== EXERCISE ==
Count each line below that has "options" anywhere in it. Answer with the total alone.

== INPUT RECORDS ==
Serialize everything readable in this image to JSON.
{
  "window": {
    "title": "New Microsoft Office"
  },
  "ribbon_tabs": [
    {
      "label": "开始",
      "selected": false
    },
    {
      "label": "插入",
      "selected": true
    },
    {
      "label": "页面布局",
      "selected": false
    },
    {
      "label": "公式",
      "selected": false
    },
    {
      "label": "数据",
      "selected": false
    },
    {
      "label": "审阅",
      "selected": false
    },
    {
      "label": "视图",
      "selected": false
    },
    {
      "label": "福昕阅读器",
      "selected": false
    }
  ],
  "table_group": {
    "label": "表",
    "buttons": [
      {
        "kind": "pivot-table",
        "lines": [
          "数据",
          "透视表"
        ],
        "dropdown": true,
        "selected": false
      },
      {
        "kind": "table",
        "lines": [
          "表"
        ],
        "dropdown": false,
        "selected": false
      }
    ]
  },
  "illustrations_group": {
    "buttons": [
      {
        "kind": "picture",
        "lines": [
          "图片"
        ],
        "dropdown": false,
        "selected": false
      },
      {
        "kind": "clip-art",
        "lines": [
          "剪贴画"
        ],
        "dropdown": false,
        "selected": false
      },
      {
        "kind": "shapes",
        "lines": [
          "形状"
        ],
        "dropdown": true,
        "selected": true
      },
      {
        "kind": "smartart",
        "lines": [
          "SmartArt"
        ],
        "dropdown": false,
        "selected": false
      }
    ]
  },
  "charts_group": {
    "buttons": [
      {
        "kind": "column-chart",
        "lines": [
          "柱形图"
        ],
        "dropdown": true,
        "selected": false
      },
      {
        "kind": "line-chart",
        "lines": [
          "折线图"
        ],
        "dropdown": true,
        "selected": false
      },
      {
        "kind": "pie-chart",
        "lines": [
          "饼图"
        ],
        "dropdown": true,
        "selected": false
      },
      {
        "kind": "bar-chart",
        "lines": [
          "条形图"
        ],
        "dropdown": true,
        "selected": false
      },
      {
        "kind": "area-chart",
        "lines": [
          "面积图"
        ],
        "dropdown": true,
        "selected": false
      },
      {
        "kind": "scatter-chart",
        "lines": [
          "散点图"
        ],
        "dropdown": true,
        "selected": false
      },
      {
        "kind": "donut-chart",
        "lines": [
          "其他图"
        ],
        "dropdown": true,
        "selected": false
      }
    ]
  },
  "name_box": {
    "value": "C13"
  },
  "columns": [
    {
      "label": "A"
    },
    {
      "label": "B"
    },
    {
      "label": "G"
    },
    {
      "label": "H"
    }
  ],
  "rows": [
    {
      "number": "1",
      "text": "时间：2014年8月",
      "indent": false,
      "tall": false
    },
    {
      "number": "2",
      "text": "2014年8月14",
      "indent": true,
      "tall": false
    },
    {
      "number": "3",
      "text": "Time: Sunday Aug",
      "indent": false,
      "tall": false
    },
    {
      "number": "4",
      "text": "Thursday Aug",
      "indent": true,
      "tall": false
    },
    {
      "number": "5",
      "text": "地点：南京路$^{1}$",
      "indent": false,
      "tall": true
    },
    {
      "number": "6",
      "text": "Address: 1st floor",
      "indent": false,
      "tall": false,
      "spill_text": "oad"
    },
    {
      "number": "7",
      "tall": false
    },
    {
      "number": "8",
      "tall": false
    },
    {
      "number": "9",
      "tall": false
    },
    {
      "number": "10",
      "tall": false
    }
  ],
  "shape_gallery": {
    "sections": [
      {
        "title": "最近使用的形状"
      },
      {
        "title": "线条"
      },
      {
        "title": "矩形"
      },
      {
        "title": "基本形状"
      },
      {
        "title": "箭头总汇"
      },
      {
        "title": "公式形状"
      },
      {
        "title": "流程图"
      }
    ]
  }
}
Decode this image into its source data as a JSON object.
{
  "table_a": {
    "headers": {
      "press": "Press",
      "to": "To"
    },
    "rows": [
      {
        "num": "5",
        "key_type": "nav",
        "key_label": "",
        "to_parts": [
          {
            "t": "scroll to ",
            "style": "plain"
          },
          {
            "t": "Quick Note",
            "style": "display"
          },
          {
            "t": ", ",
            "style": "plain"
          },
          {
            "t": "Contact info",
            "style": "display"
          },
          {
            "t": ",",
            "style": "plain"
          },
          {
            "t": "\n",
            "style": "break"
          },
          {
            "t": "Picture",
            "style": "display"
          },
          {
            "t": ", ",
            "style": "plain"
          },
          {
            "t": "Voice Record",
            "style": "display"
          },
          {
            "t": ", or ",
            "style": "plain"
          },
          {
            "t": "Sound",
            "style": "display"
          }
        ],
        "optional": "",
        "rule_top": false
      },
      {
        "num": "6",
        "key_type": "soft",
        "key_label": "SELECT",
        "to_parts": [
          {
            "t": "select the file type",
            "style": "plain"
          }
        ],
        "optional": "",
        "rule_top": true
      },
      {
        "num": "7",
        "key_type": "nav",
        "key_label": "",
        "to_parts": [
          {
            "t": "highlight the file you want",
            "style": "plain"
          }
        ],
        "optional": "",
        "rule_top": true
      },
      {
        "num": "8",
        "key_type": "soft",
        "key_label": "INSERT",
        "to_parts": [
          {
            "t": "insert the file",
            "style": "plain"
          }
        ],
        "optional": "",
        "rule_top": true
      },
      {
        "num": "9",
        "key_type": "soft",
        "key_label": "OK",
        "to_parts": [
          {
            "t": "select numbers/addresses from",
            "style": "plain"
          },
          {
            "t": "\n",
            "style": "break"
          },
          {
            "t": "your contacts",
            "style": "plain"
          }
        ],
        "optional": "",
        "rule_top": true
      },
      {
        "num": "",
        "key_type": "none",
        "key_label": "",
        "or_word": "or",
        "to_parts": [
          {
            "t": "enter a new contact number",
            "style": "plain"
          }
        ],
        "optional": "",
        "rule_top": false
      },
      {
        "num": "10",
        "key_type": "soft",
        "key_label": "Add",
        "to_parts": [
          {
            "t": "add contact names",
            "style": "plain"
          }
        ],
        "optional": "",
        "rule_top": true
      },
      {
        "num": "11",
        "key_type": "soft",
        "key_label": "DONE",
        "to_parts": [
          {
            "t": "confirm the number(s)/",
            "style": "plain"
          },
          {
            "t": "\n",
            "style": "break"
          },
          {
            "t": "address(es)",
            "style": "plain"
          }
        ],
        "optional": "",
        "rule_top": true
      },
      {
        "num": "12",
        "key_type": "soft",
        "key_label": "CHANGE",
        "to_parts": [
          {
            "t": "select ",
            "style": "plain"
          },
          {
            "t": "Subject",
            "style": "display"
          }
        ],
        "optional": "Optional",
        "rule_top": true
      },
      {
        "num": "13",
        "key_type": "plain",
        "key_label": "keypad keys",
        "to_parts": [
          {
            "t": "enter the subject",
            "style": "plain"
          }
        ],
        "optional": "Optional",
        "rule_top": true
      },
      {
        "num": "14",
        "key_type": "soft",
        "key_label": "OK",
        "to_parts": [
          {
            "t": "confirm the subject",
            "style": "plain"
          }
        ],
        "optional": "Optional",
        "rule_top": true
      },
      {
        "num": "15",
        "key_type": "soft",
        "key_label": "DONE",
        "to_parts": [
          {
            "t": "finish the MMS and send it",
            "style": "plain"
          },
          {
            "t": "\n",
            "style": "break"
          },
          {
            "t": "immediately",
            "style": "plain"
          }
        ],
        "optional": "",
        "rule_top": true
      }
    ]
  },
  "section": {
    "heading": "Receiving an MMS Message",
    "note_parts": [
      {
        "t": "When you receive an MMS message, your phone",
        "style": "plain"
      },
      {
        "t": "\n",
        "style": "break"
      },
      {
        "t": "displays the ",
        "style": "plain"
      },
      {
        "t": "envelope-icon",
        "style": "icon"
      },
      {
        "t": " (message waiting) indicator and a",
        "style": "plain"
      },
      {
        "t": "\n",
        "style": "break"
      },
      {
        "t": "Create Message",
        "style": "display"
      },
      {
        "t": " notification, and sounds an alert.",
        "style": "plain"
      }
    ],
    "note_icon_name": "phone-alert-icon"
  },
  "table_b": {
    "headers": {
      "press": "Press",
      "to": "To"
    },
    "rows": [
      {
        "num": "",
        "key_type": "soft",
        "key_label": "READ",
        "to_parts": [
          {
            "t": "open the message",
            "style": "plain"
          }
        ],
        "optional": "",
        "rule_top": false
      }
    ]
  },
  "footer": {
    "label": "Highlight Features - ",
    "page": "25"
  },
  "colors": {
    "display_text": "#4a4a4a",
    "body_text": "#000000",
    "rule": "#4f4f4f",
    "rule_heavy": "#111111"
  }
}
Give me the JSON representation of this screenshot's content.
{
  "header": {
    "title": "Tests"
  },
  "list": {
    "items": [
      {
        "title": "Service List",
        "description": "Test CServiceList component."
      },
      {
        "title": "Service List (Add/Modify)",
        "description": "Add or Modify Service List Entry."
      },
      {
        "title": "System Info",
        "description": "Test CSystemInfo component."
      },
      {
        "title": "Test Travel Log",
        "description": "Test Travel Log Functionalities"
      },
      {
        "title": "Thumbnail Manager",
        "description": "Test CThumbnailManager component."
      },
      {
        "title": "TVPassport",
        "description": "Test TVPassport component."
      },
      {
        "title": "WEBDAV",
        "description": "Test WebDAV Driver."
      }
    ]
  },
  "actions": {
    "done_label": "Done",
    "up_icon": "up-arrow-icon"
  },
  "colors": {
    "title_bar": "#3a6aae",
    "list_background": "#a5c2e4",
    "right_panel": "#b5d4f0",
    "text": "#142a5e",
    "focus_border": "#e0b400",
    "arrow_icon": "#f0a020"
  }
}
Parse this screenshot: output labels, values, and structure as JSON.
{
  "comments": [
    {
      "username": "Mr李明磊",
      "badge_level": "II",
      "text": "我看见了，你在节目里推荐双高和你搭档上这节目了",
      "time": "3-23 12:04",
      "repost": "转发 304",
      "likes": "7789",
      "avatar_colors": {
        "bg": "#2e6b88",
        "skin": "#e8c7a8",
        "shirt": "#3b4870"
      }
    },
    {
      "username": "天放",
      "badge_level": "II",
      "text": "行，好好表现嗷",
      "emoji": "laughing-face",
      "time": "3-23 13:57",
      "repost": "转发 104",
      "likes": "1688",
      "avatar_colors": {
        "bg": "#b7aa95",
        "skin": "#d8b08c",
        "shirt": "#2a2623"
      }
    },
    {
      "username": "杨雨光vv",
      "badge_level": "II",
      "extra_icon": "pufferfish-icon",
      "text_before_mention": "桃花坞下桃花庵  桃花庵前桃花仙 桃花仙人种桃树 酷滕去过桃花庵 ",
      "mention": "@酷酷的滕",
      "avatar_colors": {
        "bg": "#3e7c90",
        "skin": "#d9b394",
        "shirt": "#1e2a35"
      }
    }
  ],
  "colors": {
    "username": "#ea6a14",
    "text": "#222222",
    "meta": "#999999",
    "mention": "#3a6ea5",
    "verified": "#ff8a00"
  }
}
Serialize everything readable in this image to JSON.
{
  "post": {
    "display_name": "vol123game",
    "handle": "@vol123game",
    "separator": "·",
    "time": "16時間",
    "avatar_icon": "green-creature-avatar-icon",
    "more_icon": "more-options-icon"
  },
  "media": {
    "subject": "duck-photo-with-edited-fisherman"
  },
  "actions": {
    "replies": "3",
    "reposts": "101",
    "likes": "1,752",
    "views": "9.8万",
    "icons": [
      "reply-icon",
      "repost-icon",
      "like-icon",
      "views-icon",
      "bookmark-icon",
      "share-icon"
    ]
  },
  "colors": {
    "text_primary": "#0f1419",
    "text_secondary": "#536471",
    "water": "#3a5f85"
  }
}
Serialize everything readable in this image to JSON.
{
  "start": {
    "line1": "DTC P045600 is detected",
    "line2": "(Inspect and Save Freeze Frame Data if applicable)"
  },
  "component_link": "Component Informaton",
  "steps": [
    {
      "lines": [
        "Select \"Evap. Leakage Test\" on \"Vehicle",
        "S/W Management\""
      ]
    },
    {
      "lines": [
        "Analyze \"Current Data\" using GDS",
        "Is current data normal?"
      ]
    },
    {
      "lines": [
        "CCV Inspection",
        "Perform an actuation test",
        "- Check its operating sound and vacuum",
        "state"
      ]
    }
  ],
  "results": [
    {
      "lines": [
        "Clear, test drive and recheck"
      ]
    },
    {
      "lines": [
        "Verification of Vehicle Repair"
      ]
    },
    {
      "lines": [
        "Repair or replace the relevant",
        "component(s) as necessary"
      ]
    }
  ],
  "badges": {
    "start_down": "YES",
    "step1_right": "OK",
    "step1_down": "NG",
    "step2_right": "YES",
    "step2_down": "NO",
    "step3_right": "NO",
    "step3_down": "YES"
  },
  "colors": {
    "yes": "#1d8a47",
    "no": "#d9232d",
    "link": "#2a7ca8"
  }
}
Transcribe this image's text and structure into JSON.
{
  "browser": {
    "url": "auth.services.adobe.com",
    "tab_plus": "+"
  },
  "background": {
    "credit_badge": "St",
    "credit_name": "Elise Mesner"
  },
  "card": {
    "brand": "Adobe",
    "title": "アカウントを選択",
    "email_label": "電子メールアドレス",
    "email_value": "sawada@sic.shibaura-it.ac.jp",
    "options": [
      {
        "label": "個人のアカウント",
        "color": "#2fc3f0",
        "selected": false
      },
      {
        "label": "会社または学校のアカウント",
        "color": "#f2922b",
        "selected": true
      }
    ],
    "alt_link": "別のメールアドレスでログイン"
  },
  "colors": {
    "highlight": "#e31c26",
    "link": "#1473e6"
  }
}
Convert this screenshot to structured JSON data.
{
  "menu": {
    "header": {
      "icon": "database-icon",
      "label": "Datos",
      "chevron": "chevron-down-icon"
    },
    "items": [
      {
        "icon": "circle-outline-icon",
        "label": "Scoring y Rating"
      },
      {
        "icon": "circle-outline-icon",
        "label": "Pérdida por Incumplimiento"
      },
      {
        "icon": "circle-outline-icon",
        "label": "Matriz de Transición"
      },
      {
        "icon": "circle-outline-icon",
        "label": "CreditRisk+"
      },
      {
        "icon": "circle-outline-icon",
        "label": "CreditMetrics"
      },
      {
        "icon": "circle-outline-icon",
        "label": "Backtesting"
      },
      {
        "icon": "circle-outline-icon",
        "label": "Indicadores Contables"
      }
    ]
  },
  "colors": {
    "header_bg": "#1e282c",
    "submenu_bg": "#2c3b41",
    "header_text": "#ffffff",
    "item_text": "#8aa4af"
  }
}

== ANSWER BELOW ==
2